Exercise aim.
Show each line from the listing that includes the word "responses".

Source data.
▶
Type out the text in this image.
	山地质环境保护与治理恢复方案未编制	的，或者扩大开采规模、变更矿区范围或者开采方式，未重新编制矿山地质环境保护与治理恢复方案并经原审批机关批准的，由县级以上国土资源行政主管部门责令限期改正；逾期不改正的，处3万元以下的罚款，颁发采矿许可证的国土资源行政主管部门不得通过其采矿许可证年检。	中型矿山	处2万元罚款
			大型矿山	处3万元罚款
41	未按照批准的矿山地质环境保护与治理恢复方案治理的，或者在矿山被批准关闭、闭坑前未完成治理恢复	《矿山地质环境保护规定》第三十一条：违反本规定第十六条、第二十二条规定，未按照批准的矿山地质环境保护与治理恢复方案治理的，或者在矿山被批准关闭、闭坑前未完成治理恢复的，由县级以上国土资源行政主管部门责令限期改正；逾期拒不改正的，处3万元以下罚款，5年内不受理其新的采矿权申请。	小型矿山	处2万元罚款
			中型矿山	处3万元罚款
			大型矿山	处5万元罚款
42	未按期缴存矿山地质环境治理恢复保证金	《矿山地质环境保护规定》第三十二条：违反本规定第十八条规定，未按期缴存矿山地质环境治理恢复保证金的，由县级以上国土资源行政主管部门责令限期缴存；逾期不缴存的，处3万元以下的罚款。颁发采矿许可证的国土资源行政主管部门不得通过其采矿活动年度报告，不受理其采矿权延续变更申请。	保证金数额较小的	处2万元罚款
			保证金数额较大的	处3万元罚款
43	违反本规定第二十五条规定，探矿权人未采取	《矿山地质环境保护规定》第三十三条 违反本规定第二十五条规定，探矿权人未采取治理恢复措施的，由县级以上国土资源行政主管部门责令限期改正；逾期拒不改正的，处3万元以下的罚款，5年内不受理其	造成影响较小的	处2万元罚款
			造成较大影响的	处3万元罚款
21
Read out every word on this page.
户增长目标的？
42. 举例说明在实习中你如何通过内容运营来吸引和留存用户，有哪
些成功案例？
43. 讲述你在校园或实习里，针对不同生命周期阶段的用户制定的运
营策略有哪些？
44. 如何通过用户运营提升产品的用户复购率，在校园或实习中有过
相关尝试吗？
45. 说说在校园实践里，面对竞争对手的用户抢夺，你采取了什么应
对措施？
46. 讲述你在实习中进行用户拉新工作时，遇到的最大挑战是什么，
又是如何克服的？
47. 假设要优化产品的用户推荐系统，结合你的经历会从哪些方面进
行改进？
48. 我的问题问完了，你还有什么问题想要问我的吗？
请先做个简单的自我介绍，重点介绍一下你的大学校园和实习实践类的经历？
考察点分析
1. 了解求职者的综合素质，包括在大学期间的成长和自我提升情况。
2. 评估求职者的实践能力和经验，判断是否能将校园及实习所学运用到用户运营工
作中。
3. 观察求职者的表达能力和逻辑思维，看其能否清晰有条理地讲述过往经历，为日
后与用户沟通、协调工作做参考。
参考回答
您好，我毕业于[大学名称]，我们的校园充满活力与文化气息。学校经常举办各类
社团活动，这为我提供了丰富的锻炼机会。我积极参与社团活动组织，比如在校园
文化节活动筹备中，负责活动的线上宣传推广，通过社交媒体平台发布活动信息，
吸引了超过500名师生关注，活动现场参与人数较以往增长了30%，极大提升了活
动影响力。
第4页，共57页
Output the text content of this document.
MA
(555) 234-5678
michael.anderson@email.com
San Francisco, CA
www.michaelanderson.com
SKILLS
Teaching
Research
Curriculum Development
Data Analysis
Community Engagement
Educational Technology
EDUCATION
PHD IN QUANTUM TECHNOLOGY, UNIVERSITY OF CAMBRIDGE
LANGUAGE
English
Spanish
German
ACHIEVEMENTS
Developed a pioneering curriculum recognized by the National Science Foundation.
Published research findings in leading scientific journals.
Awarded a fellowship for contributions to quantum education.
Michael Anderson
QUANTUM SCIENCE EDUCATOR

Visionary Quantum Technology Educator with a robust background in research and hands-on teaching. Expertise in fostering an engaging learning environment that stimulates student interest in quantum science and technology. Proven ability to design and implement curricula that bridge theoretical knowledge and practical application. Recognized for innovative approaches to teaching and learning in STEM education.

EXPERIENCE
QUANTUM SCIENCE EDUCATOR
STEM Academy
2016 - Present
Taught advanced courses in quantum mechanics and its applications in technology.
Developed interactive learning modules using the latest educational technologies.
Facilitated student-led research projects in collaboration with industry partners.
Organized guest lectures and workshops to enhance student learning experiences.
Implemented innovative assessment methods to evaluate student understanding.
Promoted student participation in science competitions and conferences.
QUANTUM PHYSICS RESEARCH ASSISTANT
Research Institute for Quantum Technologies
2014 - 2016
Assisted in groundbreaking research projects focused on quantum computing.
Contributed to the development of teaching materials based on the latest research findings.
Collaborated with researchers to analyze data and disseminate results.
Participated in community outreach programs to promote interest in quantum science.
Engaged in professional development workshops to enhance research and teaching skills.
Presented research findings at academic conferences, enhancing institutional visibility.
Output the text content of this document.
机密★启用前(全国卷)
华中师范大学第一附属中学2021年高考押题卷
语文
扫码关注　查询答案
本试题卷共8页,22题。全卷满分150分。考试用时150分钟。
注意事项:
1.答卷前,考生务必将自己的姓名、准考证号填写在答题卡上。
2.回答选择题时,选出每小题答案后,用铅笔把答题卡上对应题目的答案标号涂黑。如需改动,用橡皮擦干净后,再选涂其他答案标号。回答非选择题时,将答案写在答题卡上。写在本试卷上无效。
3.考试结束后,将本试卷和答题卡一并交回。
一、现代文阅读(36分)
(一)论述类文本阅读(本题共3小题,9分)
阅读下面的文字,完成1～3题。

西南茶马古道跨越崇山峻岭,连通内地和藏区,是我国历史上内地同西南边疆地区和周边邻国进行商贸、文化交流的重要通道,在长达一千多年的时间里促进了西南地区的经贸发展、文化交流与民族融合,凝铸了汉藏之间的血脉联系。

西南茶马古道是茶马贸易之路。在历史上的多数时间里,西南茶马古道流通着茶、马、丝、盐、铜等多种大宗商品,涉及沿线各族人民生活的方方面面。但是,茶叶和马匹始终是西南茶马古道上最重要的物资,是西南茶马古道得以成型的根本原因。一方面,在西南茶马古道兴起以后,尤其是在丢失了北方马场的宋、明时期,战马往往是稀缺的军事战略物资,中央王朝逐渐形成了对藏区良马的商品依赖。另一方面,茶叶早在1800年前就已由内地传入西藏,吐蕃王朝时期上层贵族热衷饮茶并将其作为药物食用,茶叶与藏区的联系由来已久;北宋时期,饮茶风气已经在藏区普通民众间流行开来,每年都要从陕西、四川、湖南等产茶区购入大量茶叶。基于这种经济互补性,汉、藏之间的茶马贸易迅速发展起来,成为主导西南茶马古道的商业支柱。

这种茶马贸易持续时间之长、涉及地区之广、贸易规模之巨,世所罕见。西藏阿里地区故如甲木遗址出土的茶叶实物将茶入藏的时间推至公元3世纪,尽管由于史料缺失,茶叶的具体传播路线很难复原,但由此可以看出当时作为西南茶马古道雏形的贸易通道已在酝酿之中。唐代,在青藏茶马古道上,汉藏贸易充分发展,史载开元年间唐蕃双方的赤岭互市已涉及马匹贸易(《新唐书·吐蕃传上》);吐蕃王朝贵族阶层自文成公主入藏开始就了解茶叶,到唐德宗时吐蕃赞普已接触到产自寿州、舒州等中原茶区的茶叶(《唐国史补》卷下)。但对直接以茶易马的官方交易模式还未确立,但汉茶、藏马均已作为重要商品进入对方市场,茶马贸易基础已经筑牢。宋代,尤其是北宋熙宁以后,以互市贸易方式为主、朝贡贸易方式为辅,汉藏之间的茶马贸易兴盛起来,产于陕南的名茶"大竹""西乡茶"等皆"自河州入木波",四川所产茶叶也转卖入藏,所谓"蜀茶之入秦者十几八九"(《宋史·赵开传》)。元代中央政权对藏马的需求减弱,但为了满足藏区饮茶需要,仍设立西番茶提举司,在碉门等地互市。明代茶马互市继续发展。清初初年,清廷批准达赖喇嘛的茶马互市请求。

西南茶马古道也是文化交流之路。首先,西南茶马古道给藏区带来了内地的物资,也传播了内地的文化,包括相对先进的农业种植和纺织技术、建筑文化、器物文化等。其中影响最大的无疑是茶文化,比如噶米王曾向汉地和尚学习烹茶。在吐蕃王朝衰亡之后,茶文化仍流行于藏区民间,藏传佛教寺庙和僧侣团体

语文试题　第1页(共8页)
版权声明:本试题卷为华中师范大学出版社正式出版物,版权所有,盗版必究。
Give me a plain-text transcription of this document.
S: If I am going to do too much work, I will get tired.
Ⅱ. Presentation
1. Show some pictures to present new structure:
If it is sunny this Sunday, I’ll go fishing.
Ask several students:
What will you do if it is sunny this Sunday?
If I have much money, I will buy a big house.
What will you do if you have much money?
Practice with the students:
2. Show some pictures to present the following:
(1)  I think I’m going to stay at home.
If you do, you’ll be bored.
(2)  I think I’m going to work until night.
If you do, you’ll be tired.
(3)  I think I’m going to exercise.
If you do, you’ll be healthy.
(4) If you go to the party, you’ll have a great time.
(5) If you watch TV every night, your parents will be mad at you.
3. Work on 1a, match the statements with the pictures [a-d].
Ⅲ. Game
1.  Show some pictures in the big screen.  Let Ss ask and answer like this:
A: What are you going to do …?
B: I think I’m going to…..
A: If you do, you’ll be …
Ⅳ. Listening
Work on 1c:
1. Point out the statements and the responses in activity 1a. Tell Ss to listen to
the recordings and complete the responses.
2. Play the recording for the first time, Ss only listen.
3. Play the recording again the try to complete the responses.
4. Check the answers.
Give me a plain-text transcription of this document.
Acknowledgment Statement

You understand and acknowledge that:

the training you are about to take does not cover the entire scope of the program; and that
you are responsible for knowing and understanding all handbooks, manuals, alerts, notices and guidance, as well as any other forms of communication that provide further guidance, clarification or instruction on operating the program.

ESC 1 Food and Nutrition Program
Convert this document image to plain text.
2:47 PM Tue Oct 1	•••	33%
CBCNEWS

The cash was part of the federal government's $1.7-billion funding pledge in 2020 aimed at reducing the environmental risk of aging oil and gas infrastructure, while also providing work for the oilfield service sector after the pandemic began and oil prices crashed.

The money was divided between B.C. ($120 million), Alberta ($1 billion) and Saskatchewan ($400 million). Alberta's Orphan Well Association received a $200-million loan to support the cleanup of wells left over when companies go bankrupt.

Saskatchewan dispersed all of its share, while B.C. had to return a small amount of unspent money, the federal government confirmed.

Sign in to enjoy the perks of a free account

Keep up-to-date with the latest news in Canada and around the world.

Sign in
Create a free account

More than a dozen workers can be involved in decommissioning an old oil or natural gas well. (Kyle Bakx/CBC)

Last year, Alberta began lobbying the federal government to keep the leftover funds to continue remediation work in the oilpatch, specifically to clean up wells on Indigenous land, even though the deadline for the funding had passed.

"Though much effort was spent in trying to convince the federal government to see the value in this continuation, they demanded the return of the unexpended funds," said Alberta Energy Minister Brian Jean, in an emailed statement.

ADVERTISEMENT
◀
Answer to the exercise.
1. Point out the statements and the responses in activity 1a. Tell Ss to listen to
the recordings and complete the responses.
3. Play the recording again the try to complete the responses.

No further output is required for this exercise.